-- BEGIN RECORD SET --
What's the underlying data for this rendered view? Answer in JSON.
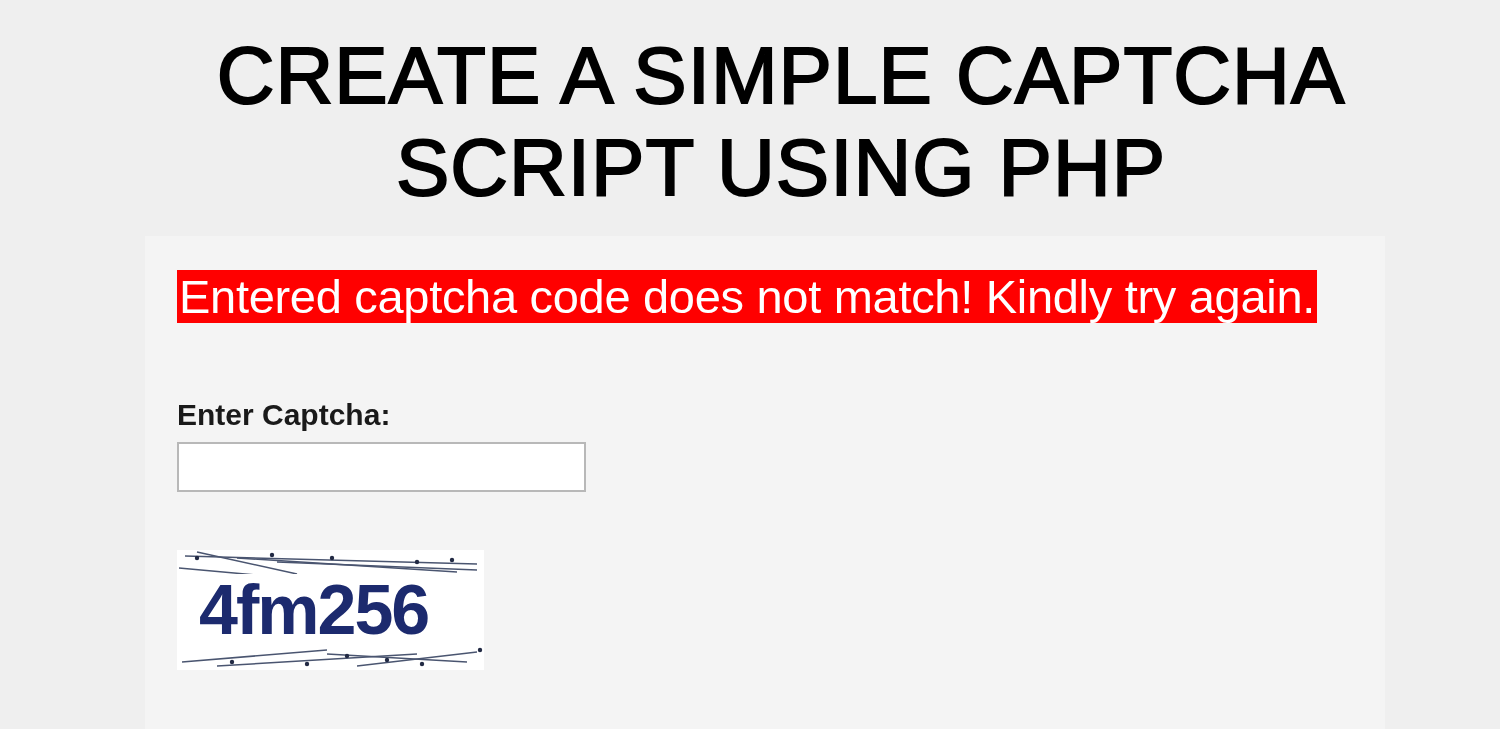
{
  "title": "CREATE A SIMPLE CAPTCHA SCRIPT USING PHP",
  "error_message": "Entered captcha code does not match! Kindly try again.",
  "captcha_label": "Enter Captcha:",
  "captcha_code": "4fm256"
}
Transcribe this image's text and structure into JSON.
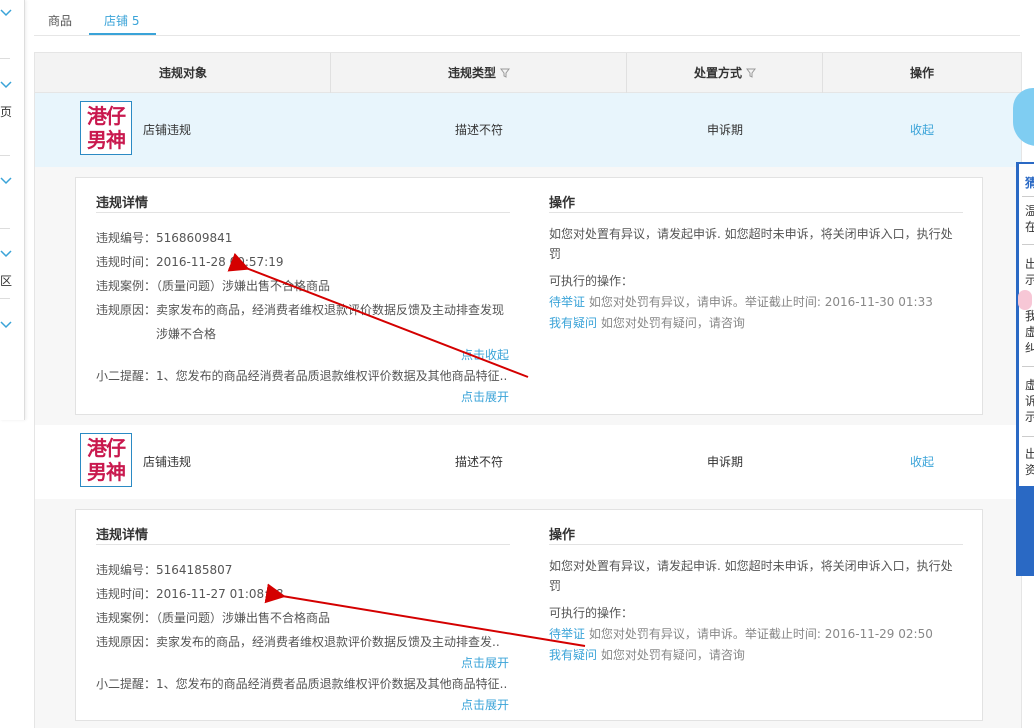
-- END RECORD SET --
> [WHAT THE EXERCISE ASKS] The listing above must be printed again exactly, minus its pictures.

> [CORRECT OUTPUT]
What's the underlying data for this rendered view? Answer in JSON.
{
  "title": "CREATE A SIMPLE CAPTCHA SCRIPT USING PHP",
  "error_message": "Entered captcha code does not match! Kindly try again.",
  "captcha_label": "Enter Captcha:",
  "captcha_code": "4fm256"
}
Transcribe this image's text and structure into JSON.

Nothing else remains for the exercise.